## EXERCISE REQUIREMENTS
Reproduce all entries precisely as they are written.

## GIVEN RECORDS
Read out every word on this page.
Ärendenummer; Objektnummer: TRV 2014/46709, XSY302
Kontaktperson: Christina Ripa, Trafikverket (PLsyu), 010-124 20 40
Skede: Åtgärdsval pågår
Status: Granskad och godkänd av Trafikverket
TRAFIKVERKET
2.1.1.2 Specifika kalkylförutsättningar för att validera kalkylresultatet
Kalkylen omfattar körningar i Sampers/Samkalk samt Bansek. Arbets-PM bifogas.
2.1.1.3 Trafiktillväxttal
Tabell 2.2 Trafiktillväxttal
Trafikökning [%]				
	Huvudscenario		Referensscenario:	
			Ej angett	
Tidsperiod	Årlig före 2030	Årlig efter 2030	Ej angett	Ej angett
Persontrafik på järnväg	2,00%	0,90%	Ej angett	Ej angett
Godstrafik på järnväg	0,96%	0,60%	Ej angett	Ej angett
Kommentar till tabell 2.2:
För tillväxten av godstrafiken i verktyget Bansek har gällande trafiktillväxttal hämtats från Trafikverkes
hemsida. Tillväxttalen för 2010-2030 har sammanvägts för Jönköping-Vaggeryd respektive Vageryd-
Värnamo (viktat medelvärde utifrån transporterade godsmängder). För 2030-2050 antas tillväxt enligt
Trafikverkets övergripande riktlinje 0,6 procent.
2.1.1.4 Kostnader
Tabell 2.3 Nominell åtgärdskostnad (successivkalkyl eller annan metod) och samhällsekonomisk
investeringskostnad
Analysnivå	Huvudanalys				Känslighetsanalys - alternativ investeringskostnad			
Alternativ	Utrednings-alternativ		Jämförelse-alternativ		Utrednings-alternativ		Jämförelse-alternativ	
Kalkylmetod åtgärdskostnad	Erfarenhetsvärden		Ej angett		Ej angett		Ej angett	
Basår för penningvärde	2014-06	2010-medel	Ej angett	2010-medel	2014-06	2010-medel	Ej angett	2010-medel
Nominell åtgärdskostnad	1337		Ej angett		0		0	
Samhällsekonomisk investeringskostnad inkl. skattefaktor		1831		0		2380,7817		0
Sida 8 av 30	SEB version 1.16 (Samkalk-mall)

## SOLUTION FOR THIS PROBLEM
Read out every word on this page.
Ärendenummer; Objektnummer: TRV 2014/46709, XSY302
Kontaktperson: Christina Ripa, Trafikverket (PLsyu), 010-124 20 40
Skede: Åtgärdsval pågår
Status: Granskad och godkänd av Trafikverket
TRAFIKVERKET
2.1.1.2 Specifika kalkylförutsättningar för att validera kalkylresultatet
Kalkylen omfattar körningar i Sampers/Samkalk samt Bansek. Arbets-PM bifogas.
2.1.1.3 Trafiktillväxttal
Tabell 2.2 Trafiktillväxttal
Trafikökning [%]				
	Huvudscenario		Referensscenario:	
			Ej angett	
Tidsperiod	Årlig före 2030	Årlig efter 2030	Ej angett	Ej angett
Persontrafik på järnväg	2,00%	0,90%	Ej angett	Ej angett
Godstrafik på järnväg	0,96%	0,60%	Ej angett	Ej angett
Kommentar till tabell 2.2:
För tillväxten av godstrafiken i verktyget Bansek har gällande trafiktillväxttal hämtats från Trafikverkes
hemsida. Tillväxttalen för 2010-2030 har sammanvägts för Jönköping-Vaggeryd respektive Vageryd-
Värnamo (viktat medelvärde utifrån transporterade godsmängder). För 2030-2050 antas tillväxt enligt
Trafikverkets övergripande riktlinje 0,6 procent.
2.1.1.4 Kostnader
Tabell 2.3 Nominell åtgärdskostnad (successivkalkyl eller annan metod) och samhällsekonomisk
investeringskostnad
Analysnivå	Huvudanalys				Känslighetsanalys - alternativ investeringskostnad			
Alternativ	Utrednings-alternativ		Jämförelse-alternativ		Utrednings-alternativ		Jämförelse-alternativ	
Kalkylmetod åtgärdskostnad	Erfarenhetsvärden		Ej angett		Ej angett		Ej angett	
Basår för penningvärde	2014-06	2010-medel	Ej angett	2010-medel	2014-06	2010-medel	Ej angett	2010-medel
Nominell åtgärdskostnad	1337		Ej angett		0		0	
Samhällsekonomisk investeringskostnad inkl. skattefaktor		1831		0		2380,7817		0
Sida 8 av 30	SEB version 1.16 (Samkalk-mall)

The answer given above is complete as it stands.